- _SET PROBLEM_
Check each line of the records for "values"; collect those that have it.

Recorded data
----

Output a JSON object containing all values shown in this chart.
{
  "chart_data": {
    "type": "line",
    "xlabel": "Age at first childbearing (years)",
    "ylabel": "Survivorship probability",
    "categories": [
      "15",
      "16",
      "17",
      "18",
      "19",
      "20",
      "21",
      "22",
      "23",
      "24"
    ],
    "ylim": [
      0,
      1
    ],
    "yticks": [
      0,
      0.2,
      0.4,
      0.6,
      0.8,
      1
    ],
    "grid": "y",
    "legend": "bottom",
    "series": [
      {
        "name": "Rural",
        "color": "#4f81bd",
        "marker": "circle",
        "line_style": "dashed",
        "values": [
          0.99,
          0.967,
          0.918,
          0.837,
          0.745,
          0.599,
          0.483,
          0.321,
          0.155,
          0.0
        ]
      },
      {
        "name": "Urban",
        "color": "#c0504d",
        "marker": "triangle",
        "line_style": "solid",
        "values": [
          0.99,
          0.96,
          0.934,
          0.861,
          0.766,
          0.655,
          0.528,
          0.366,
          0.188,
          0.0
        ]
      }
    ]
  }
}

----

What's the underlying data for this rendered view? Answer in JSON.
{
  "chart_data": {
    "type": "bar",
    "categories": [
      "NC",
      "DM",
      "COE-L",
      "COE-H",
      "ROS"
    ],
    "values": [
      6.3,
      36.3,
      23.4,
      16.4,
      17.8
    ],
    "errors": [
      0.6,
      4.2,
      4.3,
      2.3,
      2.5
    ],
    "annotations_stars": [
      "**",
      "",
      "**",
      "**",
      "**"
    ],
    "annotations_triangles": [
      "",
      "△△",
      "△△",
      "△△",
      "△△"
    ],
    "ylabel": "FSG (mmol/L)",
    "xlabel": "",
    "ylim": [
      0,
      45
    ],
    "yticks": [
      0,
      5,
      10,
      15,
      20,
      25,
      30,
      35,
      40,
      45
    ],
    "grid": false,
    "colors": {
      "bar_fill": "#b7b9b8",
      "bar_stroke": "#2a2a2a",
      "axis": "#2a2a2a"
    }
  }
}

----

- _ANSWER TO THE EXERCISE_
Output a JSON object containing all values shown in this chart.
        "values": [
        "values": [
    "values": [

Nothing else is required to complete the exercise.